* **Work to complete**: Return all entries precisely as they stand, without the images.

* **Dataset items**:
## BEGIN

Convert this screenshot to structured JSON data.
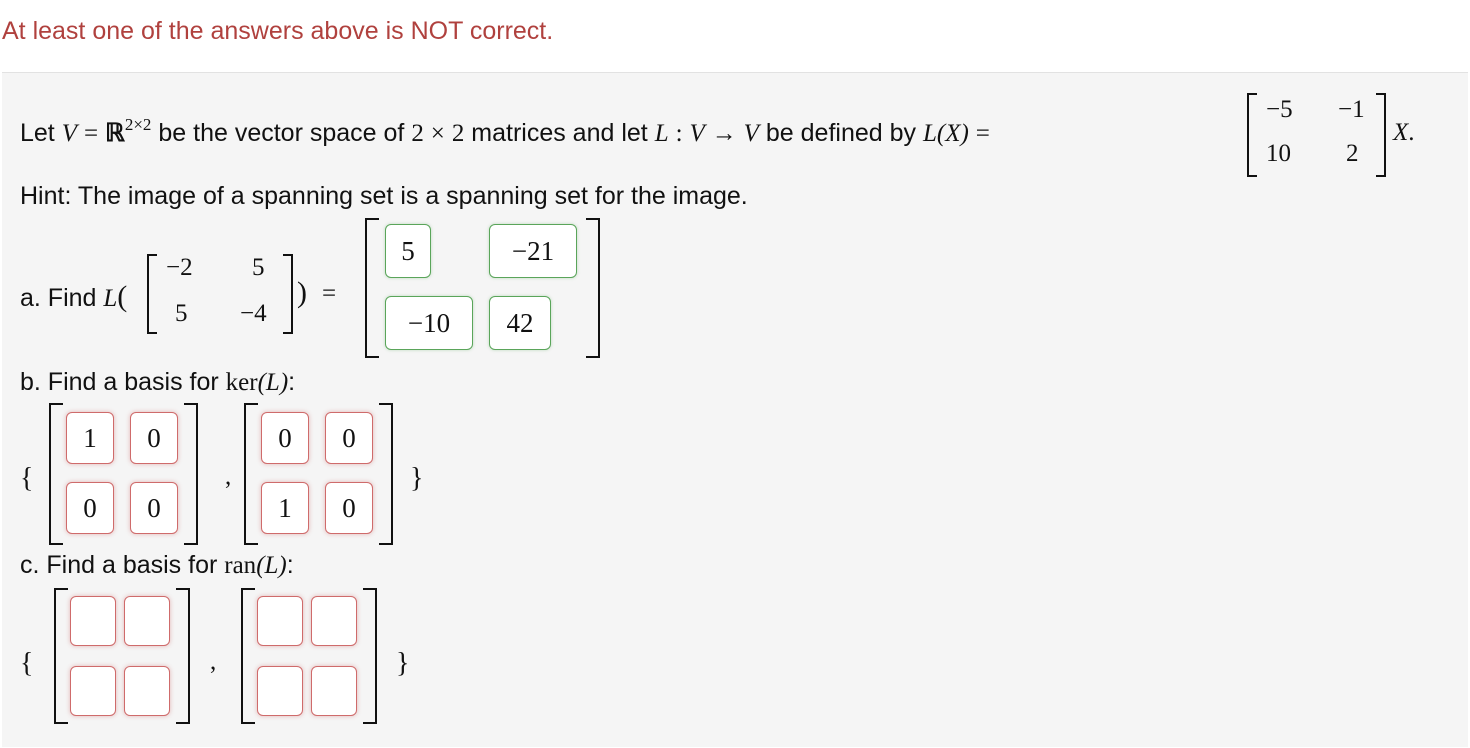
{
  "warning": "At least one of the answers above is NOT correct.",
  "intro": {
    "let": "Let",
    "V": "V",
    "eq": "=",
    "R": "ℝ",
    "dims": "2×2",
    "t1": "be the vector space of",
    "two": "2",
    "times": "×",
    "t2": "matrices and let",
    "L": "L",
    "colon": ":",
    "arrow": "→",
    "t3": "be defined by",
    "LX": "L(X)",
    "X": "X",
    "period": ".",
    "matrix": [
      "−5",
      "−1",
      "10",
      "2"
    ]
  },
  "hint": "Hint: The image of a spanning set is a spanning set for the image.",
  "part_a": {
    "label": "a. Find",
    "L": "L",
    "open": "(",
    "close": ")",
    "eq": "=",
    "matrix": [
      "−2",
      "5",
      "5",
      "−4"
    ],
    "answers": [
      "5",
      "−21",
      "−10",
      "42"
    ]
  },
  "part_b": {
    "label": "b. Find a basis for",
    "func": "ker",
    "arg": "(L)",
    "colon": ":",
    "basis": [
      [
        "1",
        "0",
        "0",
        "0"
      ],
      [
        "0",
        "0",
        "1",
        "0"
      ]
    ],
    "open_brace": "{",
    "close_brace": "}",
    "comma": ","
  },
  "part_c": {
    "label": "c. Find a basis for",
    "func": "ran",
    "arg": "(L)",
    "colon": ":",
    "basis": [
      [
        "",
        "",
        "",
        ""
      ],
      [
        "",
        "",
        "",
        ""
      ]
    ],
    "open_brace": "{",
    "close_brace": "}",
    "comma": ","
  }
}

## END

* **Expected output**:
Convert this screenshot to structured JSON data.
{
  "warning": "At least one of the answers above is NOT correct.",
  "intro": {
    "let": "Let",
    "V": "V",
    "eq": "=",
    "R": "ℝ",
    "dims": "2×2",
    "t1": "be the vector space of",
    "two": "2",
    "times": "×",
    "t2": "matrices and let",
    "L": "L",
    "colon": ":",
    "arrow": "→",
    "t3": "be defined by",
    "LX": "L(X)",
    "X": "X",
    "period": ".",
    "matrix": [
      "−5",
      "−1",
      "10",
      "2"
    ]
  },
  "hint": "Hint: The image of a spanning set is a spanning set for the image.",
  "part_a": {
    "label": "a. Find",
    "L": "L",
    "open": "(",
    "close": ")",
    "eq": "=",
    "matrix": [
      "−2",
      "5",
      "5",
      "−4"
    ],
    "answers": [
      "5",
      "−21",
      "−10",
      "42"
    ]
  },
  "part_b": {
    "label": "b. Find a basis for",
    "func": "ker",
    "arg": "(L)",
    "colon": ":",
    "basis": [
      [
        "1",
        "0",
        "0",
        "0"
      ],
      [
        "0",
        "0",
        "1",
        "0"
      ]
    ],
    "open_brace": "{",
    "close_brace": "}",
    "comma": ","
  },
  "part_c": {
    "label": "c. Find a basis for",
    "func": "ran",
    "arg": "(L)",
    "colon": ":",
    "basis": [
      [
        "",
        "",
        "",
        ""
      ],
      [
        "",
        "",
        "",
        ""
      ]
    ],
    "open_brace": "{",
    "close_brace": "}",
    "comma": ","
  }
}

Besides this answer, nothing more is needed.